— Begin Document text —

Sunday, July 28, 2019

Double Damned

Most days I feel that I am double damned. Here is why. I acutely know/recognize my shortcomings AND I feel bad about it too. So not only do I feel guilty/bad about this issue I also feel bad that I haven't over come it.

Prime example just happened last night/this morning. DJ told me that Ricky just got a new boat - yes a new boat and newer than ours with all the bells and whistles that we have just put on our boat. Now why does this bother me? Well it would be nice to show up to Powell with something new for once. We haven't had a new house, new car, new anything and this was the one year we were going to show up with something and once again we were one upped. It is hard enough to go on this trip and this year I was excited because we finally had our own boat and therefore somewhat belonging and nope... again we being set back into our place on the outskirts while Ricky and Whitney continue to hold everyone's attention.

This sounds very petty. I realize this. This is where the 2nd dose of guilt comes in. I feel guilty about feeling jealousy. I also feel guilty about knowing that I know better, but what to do with all these feelings. Yes I feel jealousy and I feel guilty about feeling it.

On top of this... I have been asking DJ that since we finally have our own boat if we can go and visit different parts of the lake. I hate just hanging out at the houseboat all day. We have talked at length about it. DJ told me tonight that he has talked with Ricky about it and thinks it can happen. Well  what happens tonight but Whitney sends out a text to everyone saying she has convinced Ricky to head to Rainbow Bridge - the very place we were speaking about. She is inviting everyone to join them. Like she owns this trip and powell and they are the ones who thought of it first.

Again why does this matter to me who's idea it was? Why does it have to be mine? Why do I care if people want to go. Here is the simplest explanation. I really have some hard feelings of not belonging to this group of people who I am suppose to call family. I just don't feel that our relationship warrants that name though. These are not people who I feel care about me. These are not people I care deeply about. These are people I don't care to spend time with because I don't like the way they treat me and my family.

— End Document text —

• _Tasks_:
**A)** In the post on feeling double damned, what place does Whitney's text say she has convinced Ricky to head to?
**B)** Please continue the post on feeling double damned from its final sentence.
The data after this point comes from a separate source and has no connection to the post on feeling double damned.

— Begin Excerpted data —

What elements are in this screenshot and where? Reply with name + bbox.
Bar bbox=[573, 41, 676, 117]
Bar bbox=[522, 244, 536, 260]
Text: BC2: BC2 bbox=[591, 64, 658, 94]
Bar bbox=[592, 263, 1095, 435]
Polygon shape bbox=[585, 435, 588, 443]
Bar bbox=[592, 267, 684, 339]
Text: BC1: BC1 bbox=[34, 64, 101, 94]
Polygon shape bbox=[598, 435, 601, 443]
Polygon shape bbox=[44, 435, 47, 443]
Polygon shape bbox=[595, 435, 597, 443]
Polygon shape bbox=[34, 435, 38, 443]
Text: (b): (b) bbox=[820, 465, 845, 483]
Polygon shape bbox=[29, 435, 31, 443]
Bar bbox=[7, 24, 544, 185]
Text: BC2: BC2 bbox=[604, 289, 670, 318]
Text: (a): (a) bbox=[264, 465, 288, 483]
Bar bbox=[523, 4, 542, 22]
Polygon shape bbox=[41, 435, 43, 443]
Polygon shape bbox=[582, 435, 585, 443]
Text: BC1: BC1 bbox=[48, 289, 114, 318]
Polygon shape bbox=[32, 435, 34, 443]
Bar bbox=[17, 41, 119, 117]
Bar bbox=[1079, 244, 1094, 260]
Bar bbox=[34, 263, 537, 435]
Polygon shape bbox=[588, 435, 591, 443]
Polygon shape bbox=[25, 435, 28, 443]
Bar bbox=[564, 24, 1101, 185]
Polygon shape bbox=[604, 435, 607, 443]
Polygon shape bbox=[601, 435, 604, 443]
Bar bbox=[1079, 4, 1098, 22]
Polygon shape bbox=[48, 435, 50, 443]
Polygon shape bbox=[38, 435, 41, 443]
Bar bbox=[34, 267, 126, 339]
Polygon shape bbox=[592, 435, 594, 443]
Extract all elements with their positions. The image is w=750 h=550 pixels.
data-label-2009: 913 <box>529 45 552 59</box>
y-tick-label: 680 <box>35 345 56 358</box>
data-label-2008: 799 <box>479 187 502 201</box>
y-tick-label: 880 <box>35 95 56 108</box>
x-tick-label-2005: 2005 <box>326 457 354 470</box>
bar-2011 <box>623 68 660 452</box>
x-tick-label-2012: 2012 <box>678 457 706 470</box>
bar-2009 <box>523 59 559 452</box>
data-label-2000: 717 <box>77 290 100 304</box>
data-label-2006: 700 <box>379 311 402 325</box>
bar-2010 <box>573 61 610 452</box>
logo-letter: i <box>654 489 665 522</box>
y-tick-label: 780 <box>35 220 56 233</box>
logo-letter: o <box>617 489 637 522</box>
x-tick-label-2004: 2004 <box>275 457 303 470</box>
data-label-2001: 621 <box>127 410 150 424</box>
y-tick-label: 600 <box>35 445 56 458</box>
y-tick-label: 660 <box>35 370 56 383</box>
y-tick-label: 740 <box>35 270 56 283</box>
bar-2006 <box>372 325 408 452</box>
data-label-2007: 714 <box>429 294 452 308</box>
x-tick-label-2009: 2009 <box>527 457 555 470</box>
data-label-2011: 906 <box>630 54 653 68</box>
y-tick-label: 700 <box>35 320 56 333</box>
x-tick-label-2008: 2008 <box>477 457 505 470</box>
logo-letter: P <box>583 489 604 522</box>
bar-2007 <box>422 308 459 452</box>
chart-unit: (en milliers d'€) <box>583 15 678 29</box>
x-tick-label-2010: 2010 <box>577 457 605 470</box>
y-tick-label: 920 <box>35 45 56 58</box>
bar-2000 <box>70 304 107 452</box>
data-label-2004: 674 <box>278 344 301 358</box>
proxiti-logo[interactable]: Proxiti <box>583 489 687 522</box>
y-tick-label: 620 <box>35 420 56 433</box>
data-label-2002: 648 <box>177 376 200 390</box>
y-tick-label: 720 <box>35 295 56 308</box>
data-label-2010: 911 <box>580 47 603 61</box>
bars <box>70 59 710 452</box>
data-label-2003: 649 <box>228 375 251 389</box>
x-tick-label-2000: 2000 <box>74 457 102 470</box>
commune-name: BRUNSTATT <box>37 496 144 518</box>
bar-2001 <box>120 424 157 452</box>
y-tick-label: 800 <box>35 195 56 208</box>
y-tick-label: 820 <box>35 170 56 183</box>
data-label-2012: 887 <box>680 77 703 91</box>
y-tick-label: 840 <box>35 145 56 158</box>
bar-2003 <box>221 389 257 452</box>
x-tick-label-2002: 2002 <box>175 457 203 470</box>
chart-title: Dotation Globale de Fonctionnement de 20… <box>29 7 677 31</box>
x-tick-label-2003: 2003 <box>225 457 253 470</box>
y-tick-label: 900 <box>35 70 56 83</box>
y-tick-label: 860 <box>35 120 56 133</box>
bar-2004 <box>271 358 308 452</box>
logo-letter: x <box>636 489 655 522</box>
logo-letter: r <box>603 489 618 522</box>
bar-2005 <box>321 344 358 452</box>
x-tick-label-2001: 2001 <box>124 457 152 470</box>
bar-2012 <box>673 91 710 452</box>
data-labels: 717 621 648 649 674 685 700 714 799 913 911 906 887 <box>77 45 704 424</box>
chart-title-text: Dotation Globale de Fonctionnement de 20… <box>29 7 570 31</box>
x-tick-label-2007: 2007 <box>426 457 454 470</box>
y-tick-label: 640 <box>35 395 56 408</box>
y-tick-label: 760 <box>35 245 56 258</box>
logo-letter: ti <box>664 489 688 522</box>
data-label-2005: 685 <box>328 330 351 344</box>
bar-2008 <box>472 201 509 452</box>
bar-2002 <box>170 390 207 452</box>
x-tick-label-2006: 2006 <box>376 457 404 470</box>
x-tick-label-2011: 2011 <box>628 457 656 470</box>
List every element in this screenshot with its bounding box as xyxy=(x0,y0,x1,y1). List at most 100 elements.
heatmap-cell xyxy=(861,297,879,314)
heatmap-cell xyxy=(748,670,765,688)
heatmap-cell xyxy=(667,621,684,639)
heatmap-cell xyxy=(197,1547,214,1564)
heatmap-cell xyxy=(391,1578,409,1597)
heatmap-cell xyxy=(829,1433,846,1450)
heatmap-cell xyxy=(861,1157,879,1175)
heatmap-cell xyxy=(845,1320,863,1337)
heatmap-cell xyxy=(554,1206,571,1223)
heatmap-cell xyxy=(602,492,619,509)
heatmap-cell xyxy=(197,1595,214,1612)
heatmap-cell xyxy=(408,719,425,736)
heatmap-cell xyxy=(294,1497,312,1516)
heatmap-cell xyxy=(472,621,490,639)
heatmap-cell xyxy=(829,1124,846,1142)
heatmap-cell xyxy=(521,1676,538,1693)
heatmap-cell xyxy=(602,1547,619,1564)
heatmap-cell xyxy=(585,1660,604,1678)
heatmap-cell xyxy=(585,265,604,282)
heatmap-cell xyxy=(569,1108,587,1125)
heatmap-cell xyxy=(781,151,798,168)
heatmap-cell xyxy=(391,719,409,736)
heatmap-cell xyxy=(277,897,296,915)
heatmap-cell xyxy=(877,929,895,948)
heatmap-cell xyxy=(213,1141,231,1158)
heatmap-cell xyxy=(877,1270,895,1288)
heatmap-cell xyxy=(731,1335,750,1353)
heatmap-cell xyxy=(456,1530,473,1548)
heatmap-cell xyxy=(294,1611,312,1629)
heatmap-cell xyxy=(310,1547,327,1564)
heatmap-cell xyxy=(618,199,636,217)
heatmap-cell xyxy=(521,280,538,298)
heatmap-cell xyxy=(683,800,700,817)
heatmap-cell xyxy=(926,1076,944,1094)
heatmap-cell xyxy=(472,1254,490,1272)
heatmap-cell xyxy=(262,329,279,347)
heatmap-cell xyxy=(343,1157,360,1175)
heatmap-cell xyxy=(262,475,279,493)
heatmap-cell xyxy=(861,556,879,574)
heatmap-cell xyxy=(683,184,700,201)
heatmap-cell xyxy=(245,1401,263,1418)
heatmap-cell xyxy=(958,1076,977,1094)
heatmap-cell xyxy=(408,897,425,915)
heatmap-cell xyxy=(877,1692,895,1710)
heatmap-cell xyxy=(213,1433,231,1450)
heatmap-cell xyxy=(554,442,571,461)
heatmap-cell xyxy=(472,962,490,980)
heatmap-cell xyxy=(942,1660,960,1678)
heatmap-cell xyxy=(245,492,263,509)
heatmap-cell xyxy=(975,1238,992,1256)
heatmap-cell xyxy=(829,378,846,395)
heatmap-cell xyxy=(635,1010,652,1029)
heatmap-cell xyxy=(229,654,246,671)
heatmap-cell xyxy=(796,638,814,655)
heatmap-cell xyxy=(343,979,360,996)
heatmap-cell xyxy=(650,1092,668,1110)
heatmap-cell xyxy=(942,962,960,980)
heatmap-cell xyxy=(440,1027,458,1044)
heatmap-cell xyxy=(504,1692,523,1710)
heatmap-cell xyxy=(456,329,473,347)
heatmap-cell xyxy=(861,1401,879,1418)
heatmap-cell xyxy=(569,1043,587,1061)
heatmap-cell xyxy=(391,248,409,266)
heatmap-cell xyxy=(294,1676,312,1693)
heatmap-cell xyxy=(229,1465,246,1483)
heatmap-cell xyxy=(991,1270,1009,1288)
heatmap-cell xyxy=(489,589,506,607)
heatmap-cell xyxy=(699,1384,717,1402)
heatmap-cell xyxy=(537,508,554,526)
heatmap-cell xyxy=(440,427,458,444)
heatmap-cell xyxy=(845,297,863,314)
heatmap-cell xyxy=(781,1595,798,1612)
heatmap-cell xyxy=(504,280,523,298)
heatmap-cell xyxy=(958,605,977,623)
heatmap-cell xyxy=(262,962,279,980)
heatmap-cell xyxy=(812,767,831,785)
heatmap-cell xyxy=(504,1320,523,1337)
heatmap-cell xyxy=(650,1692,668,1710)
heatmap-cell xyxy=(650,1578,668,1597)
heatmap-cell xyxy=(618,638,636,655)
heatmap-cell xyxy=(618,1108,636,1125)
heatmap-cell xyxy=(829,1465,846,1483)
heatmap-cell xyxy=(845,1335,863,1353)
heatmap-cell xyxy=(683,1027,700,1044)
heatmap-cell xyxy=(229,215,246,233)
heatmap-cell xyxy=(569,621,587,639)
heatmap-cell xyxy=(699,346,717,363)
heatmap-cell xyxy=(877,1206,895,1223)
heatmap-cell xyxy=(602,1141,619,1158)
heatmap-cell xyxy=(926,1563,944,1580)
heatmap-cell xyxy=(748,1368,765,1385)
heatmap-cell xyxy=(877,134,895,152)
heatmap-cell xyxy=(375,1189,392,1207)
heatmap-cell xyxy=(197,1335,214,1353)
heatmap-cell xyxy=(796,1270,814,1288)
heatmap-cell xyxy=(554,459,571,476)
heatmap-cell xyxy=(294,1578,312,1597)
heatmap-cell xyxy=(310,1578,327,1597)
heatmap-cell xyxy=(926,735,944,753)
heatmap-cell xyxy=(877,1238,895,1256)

— End Excerpted data —

• _Answers for the exercise_:
**A)** Rainbow Bridge.

**B)**
So why do I keep doing this to myself? All I can chalk it up to is that I want my kids to have fun/happy Archibald cousin memories, but I am starting to wonder if having a sane and happy mama trumps this need for them. I hate this trip. I hate the way it makes me feel. I hate the anxiety that I have leading up to it and during it. I also hate the guilt I feel about these feelings. I wish I felt differently about them and the trip. It was a rough start 16 years ago, and it hasn't gotten any easier. If anything it has gotten harder.

It seems like I am the only one who has a problem with the family. Everyone else seems to get along just fine which makes it even more painful. I see the way they treat Whitney and Ricky and their family. It is so different from the way they treat me and my kids and its hard to reconcile. Especially when we are all together 24/7 for 4 days straight. It becomes quite apparent how different the feelings are for our family vs the others.

So what to do ... that is the question. How do I get enough confidence to not care how I am treated and how not to care how others are treated. I just don't have it yet. I don't have enough in me to do this every year. I send DJ to work with these feelings. I have to see it every day. That is hard enough but the difference is we get to come home. We get to leave them all and I can come home where it's safe and secure. I can remember that we are not part of that life and it is ok and by choice. but what to do when there is no home to go to and I don't have a choice but to be part of that life.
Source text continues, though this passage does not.